**Your goal**
Find every line in the records below that contains the word "text", and copy each such line.

**Dataset records**
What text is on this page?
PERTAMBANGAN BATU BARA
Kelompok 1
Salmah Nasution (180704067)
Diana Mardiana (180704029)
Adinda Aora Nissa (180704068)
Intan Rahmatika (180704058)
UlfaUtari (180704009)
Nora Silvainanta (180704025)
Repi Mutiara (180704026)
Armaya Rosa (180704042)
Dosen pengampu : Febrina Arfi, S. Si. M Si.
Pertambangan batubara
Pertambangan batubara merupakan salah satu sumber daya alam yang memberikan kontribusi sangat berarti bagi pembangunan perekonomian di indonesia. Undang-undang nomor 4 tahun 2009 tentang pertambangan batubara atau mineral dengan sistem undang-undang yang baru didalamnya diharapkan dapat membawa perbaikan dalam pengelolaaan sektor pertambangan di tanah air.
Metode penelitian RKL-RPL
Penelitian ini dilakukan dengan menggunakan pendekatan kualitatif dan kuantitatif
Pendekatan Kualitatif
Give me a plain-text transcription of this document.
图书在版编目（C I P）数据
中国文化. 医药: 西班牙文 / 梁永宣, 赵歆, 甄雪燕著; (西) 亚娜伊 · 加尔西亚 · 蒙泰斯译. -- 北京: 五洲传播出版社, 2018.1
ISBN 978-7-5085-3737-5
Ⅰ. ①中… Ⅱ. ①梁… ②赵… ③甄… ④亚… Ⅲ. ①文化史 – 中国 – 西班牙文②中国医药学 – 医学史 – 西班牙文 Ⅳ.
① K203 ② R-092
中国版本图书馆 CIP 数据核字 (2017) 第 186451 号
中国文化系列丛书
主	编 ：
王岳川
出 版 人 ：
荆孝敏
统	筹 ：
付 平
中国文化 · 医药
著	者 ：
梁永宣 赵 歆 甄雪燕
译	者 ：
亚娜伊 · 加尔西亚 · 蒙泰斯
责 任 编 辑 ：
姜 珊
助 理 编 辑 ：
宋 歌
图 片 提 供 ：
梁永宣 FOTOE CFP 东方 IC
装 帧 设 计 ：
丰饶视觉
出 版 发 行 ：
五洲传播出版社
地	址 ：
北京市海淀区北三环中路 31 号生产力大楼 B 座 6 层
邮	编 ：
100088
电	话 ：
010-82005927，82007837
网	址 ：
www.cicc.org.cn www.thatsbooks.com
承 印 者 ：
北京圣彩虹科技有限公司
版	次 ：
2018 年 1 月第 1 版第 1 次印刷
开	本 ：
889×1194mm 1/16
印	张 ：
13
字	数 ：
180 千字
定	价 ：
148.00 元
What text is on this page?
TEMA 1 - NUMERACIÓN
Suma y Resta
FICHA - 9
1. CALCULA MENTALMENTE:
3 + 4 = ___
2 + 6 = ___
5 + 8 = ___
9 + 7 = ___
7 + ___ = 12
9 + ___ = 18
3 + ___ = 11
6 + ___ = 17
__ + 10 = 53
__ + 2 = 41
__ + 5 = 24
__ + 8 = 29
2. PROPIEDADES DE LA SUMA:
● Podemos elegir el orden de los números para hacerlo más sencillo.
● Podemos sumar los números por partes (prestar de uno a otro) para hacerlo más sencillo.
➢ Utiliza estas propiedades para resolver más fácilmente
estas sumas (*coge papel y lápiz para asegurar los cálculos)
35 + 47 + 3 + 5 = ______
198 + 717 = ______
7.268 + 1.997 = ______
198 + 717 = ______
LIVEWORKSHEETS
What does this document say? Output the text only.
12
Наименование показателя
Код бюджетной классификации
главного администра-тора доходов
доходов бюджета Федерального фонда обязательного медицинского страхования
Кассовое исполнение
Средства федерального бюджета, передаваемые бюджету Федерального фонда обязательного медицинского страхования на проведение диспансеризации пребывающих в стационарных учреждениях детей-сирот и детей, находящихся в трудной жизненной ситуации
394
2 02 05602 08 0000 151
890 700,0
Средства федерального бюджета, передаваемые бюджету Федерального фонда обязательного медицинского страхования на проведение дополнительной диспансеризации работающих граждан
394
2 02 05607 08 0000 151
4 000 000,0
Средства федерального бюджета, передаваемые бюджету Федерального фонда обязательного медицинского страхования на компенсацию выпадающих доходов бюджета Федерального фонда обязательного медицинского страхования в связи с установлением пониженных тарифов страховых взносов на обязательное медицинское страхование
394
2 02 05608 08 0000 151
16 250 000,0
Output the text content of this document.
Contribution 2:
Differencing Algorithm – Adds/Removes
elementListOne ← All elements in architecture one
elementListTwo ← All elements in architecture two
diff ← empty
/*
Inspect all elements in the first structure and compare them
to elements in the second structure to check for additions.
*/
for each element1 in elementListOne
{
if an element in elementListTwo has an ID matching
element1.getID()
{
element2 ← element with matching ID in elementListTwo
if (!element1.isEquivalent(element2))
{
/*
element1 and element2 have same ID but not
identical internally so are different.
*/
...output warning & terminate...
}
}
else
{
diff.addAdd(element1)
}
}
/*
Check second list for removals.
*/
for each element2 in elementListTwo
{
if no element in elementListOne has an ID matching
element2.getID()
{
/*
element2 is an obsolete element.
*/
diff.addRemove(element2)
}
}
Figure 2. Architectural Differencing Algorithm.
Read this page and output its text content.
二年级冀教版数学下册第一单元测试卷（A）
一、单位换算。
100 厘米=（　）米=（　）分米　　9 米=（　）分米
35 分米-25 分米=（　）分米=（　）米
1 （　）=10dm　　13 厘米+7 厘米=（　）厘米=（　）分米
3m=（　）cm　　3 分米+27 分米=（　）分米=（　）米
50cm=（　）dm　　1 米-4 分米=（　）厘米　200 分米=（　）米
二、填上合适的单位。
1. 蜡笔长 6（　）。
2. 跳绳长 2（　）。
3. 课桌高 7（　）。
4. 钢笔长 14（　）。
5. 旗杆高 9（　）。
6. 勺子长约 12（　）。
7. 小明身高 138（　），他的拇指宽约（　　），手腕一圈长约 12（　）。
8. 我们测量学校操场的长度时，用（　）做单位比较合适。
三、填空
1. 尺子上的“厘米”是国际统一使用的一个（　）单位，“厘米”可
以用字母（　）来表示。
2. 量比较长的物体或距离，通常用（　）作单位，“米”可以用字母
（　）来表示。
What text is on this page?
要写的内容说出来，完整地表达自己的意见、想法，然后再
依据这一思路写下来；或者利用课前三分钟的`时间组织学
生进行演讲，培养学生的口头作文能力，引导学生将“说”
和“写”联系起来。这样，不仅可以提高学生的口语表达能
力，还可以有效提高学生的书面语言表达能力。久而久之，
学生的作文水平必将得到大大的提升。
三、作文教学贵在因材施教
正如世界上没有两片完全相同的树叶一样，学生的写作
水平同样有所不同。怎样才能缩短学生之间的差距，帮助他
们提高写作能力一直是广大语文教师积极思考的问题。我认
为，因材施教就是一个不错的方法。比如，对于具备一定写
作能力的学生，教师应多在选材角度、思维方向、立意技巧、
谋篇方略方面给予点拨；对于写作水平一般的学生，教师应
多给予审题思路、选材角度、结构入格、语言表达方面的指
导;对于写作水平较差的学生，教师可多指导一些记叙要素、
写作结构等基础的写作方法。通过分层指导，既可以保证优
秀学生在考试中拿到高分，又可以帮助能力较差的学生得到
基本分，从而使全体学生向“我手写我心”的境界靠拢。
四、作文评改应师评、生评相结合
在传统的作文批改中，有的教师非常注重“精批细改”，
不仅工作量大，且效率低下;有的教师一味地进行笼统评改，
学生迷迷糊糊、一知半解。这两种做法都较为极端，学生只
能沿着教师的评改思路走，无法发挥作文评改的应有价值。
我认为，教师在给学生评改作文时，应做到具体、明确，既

**Answer to the task**
What text is on this page?
Give me a plain-text transcription of this document.
What text is on this page?
What does this document say? Output the text only.
Output the text content of this document.
Read this page and output its text content.
What text is on this page?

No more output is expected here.